#### Written problem
Search the entries for the word "name" and pull out each line that has it.

Figure record listings
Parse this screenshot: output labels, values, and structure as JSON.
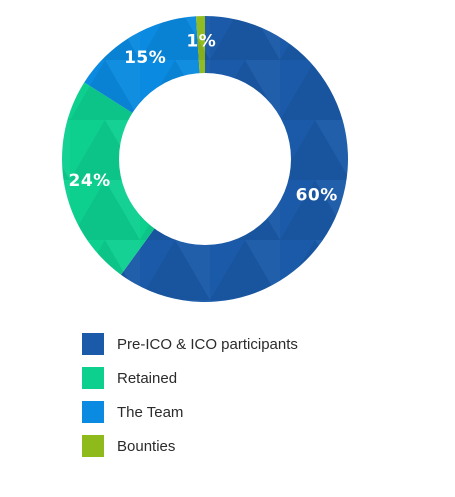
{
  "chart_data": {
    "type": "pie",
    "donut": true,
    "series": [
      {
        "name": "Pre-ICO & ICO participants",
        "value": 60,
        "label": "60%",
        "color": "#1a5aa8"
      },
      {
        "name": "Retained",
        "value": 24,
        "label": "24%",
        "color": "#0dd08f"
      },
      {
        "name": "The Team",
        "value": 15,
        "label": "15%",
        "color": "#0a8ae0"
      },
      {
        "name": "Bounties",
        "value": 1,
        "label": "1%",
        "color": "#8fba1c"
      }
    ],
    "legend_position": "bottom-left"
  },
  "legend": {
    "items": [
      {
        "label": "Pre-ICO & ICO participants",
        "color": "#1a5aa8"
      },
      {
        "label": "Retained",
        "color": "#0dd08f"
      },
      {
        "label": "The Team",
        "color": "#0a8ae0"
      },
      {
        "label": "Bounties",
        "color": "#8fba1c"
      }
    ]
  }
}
---
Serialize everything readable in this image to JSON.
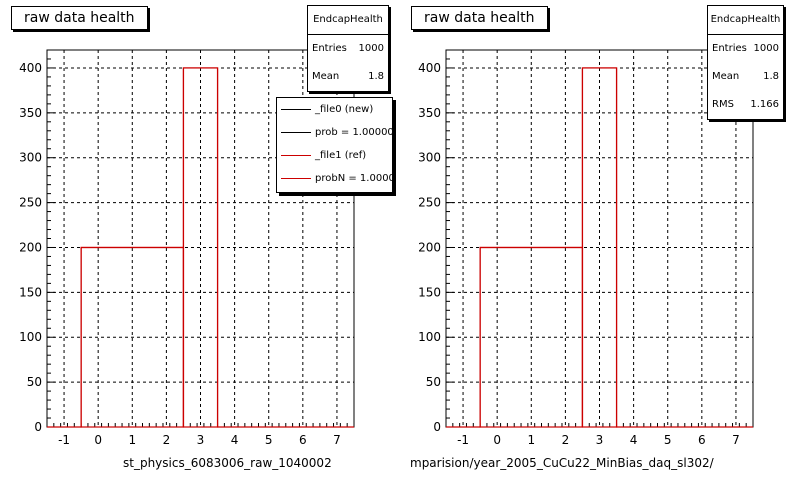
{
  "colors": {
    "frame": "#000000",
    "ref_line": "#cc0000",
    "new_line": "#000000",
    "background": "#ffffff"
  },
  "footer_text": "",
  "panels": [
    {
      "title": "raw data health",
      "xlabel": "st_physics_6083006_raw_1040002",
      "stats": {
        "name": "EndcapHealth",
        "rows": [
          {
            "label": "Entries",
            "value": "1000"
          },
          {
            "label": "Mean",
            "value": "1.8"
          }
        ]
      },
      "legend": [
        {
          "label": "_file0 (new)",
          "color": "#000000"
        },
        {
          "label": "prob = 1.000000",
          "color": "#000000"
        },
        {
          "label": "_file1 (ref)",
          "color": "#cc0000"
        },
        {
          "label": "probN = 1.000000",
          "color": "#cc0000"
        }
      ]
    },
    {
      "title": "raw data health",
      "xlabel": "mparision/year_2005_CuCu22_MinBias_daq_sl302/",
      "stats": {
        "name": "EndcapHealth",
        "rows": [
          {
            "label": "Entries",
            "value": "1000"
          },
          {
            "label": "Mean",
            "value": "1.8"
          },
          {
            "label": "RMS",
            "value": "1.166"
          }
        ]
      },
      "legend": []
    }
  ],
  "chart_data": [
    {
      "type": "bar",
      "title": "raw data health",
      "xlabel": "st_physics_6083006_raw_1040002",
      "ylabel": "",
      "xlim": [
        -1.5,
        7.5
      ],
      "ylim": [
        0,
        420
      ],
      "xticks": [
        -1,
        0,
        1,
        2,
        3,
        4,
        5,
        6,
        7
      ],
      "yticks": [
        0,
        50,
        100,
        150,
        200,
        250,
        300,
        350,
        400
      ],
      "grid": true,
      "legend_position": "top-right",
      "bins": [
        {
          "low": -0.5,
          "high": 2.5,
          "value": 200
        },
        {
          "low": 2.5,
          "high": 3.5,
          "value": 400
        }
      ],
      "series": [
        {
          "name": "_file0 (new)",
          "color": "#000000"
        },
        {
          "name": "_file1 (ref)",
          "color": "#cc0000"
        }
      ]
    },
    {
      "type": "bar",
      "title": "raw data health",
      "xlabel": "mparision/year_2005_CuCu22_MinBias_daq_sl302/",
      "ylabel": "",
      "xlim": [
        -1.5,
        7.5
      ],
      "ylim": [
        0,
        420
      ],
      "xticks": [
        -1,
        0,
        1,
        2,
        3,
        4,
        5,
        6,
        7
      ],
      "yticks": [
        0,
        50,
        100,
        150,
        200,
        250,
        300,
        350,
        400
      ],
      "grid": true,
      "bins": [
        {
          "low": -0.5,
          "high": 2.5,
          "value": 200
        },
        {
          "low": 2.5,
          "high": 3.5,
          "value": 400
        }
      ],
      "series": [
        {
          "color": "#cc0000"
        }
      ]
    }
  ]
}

#### Exercise answer
        "name": "Pre-ICO & ICO participants",
        "name": "Retained",
        "name": "The Team",
        "name": "Bounties",
        "name": "EndcapHealth",
        "name": "EndcapHealth",
          "name": "_file0 (new)",
          "name": "_file1 (ref)",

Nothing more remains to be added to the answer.